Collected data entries
────────────────────
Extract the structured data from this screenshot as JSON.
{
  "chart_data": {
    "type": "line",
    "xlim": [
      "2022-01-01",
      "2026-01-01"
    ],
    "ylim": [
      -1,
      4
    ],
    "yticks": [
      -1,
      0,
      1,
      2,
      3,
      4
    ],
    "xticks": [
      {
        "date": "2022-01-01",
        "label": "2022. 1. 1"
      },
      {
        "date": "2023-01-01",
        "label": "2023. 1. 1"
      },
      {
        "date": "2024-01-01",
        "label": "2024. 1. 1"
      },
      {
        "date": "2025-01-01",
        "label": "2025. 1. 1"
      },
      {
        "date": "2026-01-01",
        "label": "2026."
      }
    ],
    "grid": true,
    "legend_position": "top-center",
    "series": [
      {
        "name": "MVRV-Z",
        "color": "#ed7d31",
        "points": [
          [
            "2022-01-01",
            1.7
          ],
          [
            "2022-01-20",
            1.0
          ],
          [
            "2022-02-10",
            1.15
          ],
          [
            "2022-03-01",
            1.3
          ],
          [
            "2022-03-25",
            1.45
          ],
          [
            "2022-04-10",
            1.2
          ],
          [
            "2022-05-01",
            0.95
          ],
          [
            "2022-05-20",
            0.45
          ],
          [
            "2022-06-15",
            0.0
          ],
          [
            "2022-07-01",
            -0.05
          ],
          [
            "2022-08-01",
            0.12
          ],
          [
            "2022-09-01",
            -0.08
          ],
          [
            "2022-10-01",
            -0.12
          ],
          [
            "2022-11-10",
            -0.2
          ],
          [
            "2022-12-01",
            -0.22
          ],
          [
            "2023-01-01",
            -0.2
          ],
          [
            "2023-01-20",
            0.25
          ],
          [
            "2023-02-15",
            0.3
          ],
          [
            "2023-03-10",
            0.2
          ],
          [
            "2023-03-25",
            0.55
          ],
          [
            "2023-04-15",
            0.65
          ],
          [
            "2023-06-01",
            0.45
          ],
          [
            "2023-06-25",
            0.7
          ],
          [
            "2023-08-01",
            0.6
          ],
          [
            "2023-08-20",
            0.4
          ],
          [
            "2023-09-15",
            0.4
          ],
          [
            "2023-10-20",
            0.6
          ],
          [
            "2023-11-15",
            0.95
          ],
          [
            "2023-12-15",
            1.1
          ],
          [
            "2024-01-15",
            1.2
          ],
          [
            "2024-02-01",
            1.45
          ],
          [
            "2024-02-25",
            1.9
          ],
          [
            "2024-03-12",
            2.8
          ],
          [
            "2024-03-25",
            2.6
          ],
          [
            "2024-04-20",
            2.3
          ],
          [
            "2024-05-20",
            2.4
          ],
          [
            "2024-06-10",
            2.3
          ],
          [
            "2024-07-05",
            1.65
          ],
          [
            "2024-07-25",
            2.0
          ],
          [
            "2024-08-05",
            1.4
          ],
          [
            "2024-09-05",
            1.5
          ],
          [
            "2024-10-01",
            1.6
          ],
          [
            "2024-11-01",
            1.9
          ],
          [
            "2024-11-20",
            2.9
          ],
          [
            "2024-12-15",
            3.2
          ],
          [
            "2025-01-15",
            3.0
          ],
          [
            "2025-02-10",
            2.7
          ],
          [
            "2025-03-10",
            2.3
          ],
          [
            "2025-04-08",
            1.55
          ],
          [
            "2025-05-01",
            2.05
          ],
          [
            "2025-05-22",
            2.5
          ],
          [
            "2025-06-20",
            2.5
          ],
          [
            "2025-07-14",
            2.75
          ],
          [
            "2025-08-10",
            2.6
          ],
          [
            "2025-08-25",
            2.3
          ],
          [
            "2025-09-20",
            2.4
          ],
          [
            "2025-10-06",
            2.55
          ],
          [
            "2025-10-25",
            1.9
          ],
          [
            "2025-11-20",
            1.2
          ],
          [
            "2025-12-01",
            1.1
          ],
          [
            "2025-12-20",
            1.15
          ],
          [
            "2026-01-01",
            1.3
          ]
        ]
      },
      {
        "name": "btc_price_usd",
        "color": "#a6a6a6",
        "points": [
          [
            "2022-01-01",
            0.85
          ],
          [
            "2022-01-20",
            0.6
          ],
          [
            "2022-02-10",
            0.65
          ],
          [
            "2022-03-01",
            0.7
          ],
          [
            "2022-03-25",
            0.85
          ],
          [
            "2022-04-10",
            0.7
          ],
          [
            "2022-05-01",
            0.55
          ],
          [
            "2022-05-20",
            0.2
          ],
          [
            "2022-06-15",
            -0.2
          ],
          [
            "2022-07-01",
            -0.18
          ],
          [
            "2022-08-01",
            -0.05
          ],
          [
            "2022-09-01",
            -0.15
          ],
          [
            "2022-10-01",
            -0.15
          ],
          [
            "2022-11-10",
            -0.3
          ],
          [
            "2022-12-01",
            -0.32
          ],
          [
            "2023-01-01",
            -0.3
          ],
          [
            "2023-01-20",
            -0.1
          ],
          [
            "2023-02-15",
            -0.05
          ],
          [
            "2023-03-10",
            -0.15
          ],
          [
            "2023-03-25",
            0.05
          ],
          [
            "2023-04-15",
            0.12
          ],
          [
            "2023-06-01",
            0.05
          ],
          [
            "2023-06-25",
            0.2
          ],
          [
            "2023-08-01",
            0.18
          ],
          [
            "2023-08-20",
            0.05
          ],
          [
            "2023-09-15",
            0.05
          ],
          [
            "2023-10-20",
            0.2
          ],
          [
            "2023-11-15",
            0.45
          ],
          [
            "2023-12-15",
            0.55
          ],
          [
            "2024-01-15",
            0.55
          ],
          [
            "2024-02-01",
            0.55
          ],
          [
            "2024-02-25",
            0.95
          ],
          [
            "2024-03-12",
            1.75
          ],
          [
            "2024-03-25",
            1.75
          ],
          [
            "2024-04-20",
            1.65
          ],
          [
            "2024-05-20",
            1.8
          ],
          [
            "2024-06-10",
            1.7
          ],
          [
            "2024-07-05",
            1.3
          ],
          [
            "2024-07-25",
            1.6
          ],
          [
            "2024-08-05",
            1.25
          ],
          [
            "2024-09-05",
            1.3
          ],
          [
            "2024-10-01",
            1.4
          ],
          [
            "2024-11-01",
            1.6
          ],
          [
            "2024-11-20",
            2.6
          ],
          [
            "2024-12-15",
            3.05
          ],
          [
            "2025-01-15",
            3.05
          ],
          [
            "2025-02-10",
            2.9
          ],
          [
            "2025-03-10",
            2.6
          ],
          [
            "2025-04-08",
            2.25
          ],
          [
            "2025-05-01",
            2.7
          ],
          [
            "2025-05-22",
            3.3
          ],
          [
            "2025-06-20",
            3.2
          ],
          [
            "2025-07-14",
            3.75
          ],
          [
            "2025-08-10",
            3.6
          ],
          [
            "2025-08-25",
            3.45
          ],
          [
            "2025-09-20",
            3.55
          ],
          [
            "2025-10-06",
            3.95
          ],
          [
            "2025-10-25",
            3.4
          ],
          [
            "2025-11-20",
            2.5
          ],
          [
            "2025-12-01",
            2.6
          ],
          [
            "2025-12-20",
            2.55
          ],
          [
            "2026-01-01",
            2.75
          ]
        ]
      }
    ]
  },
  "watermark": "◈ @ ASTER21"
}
────────────────────
**WHAT YOU SHOULD DO**
Copy the records above exactly.

**TASK RESPONSE**
Extract the structured data from this screenshot as JSON.
{
  "chart_data": {
    "type": "line",
    "xlim": [
      "2022-01-01",
      "2026-01-01"
    ],
    "ylim": [
      -1,
      4
    ],
    "yticks": [
      -1,
      0,
      1,
      2,
      3,
      4
    ],
    "xticks": [
      {
        "date": "2022-01-01",
        "label": "2022. 1. 1"
      },
      {
        "date": "2023-01-01",
        "label": "2023. 1. 1"
      },
      {
        "date": "2024-01-01",
        "label": "2024. 1. 1"
      },
      {
        "date": "2025-01-01",
        "label": "2025. 1. 1"
      },
      {
        "date": "2026-01-01",
        "label": "2026."
      }
    ],
    "grid": true,
    "legend_position": "top-center",
    "series": [
      {
        "name": "MVRV-Z",
        "color": "#ed7d31",
        "points": [
          [
            "2022-01-01",
            1.7
          ],
          [
            "2022-01-20",
            1.0
          ],
          [
            "2022-02-10",
            1.15
          ],
          [
            "2022-03-01",
            1.3
          ],
          [
            "2022-03-25",
            1.45
          ],
          [
            "2022-04-10",
            1.2
          ],
          [
            "2022-05-01",
            0.95
          ],
          [
            "2022-05-20",
            0.45
          ],
          [
            "2022-06-15",
            0.0
          ],
          [
            "2022-07-01",
            -0.05
          ],
          [
            "2022-08-01",
            0.12
          ],
          [
            "2022-09-01",
            -0.08
          ],
          [
            "2022-10-01",
            -0.12
          ],
          [
            "2022-11-10",
            -0.2
          ],
          [
            "2022-12-01",
            -0.22
          ],
          [
            "2023-01-01",
            -0.2
          ],
          [
            "2023-01-20",
            0.25
          ],
          [
            "2023-02-15",
            0.3
          ],
          [
            "2023-03-10",
            0.2
          ],
          [
            "2023-03-25",
            0.55
          ],
          [
            "2023-04-15",
            0.65
          ],
          [
            "2023-06-01",
            0.45
          ],
          [
            "2023-06-25",
            0.7
          ],
          [
            "2023-08-01",
            0.6
          ],
          [
            "2023-08-20",
            0.4
          ],
          [
            "2023-09-15",
            0.4
          ],
          [
            "2023-10-20",
            0.6
          ],
          [
            "2023-11-15",
            0.95
          ],
          [
            "2023-12-15",
            1.1
          ],
          [
            "2024-01-15",
            1.2
          ],
          [
            "2024-02-01",
            1.45
          ],
          [
            "2024-02-25",
            1.9
          ],
          [
            "2024-03-12",
            2.8
          ],
          [
            "2024-03-25",
            2.6
          ],
          [
            "2024-04-20",
            2.3
          ],
          [
            "2024-05-20",
            2.4
          ],
          [
            "2024-06-10",
            2.3
          ],
          [
            "2024-07-05",
            1.65
          ],
          [
            "2024-07-25",
            2.0
          ],
          [
            "2024-08-05",
            1.4
          ],
          [
            "2024-09-05",
            1.5
          ],
          [
            "2024-10-01",
            1.6
          ],
          [
            "2024-11-01",
            1.9
          ],
          [
            "2024-11-20",
            2.9
          ],
          [
            "2024-12-15",
            3.2
          ],
          [
            "2025-01-15",
            3.0
          ],
          [
            "2025-02-10",
            2.7
          ],
          [
            "2025-03-10",
            2.3
          ],
          [
            "2025-04-08",
            1.55
          ],
          [
            "2025-05-01",
            2.05
          ],
          [
            "2025-05-22",
            2.5
          ],
          [
            "2025-06-20",
            2.5
          ],
          [
            "2025-07-14",
            2.75
          ],
          [
            "2025-08-10",
            2.6
          ],
          [
            "2025-08-25",
            2.3
          ],
          [
            "2025-09-20",
            2.4
          ],
          [
            "2025-10-06",
            2.55
          ],
          [
            "2025-10-25",
            1.9
          ],
          [
            "2025-11-20",
            1.2
          ],
          [
            "2025-12-01",
            1.1
          ],
          [
            "2025-12-20",
            1.15
          ],
          [
            "2026-01-01",
            1.3
          ]
        ]
      },
      {
        "name": "btc_price_usd",
        "color": "#a6a6a6",
        "points": [
          [
            "2022-01-01",
            0.85
          ],
          [
            "2022-01-20",
            0.6
          ],
          [
            "2022-02-10",
            0.65
          ],
          [
            "2022-03-01",
            0.7
          ],
          [
            "2022-03-25",
            0.85
          ],
          [
            "2022-04-10",
            0.7
          ],
          [
            "2022-05-01",
            0.55
          ],
          [
            "2022-05-20",
            0.2
          ],
          [
            "2022-06-15",
            -0.2
          ],
          [
            "2022-07-01",
            -0.18
          ],
          [
            "2022-08-01",
            -0.05
          ],
          [
            "2022-09-01",
            -0.15
          ],
          [
            "2022-10-01",
            -0.15
          ],
          [
            "2022-11-10",
            -0.3
          ],
          [
            "2022-12-01",
            -0.32
          ],
          [
            "2023-01-01",
            -0.3
          ],
          [
            "2023-01-20",
            -0.1
          ],
          [
            "2023-02-15",
            -0.05
          ],
          [
            "2023-03-10",
            -0.15
          ],
          [
            "2023-03-25",
            0.05
          ],
          [
            "2023-04-15",
            0.12
          ],
          [
            "2023-06-01",
            0.05
          ],
          [
            "2023-06-25",
            0.2
          ],
          [
            "2023-08-01",
            0.18
          ],
          [
            "2023-08-20",
            0.05
          ],
          [
            "2023-09-15",
            0.05
          ],
          [
            "2023-10-20",
            0.2
          ],
          [
            "2023-11-15",
            0.45
          ],
          [
            "2023-12-15",
            0.55
          ],
          [
            "2024-01-15",
            0.55
          ],
          [
            "2024-02-01",
            0.55
          ],
          [
            "2024-02-25",
            0.95
          ],
          [
            "2024-03-12",
            1.75
          ],
          [
            "2024-03-25",
            1.75
          ],
          [
            "2024-04-20",
            1.65
          ],
          [
            "2024-05-20",
            1.8
          ],
          [
            "2024-06-10",
            1.7
          ],
          [
            "2024-07-05",
            1.3
          ],
          [
            "2024-07-25",
            1.6
          ],
          [
            "2024-08-05",
            1.25
          ],
          [
            "2024-09-05",
            1.3
          ],
          [
            "2024-10-01",
            1.4
          ],
          [
            "2024-11-01",
            1.6
          ],
          [
            "2024-11-20",
            2.6
          ],
          [
            "2024-12-15",
            3.05
          ],
          [
            "2025-01-15",
            3.05
          ],
          [
            "2025-02-10",
            2.9
          ],
          [
            "2025-03-10",
            2.6
          ],
          [
            "2025-04-08",
            2.25
          ],
          [
            "2025-05-01",
            2.7
          ],
          [
            "2025-05-22",
            3.3
          ],
          [
            "2025-06-20",
            3.2
          ],
          [
            "2025-07-14",
            3.75
          ],
          [
            "2025-08-10",
            3.6
          ],
          [
            "2025-08-25",
            3.45
          ],
          [
            "2025-09-20",
            3.55
          ],
          [
            "2025-10-06",
            3.95
          ],
          [
            "2025-10-25",
            3.4
          ],
          [
            "2025-11-20",
            2.5
          ],
          [
            "2025-12-01",
            2.6
          ],
          [
            "2025-12-20",
            2.55
          ],
          [
            "2026-01-01",
            2.75
          ]
        ]
      }
    ]
  },
  "watermark": "◈ @ ASTER21"
}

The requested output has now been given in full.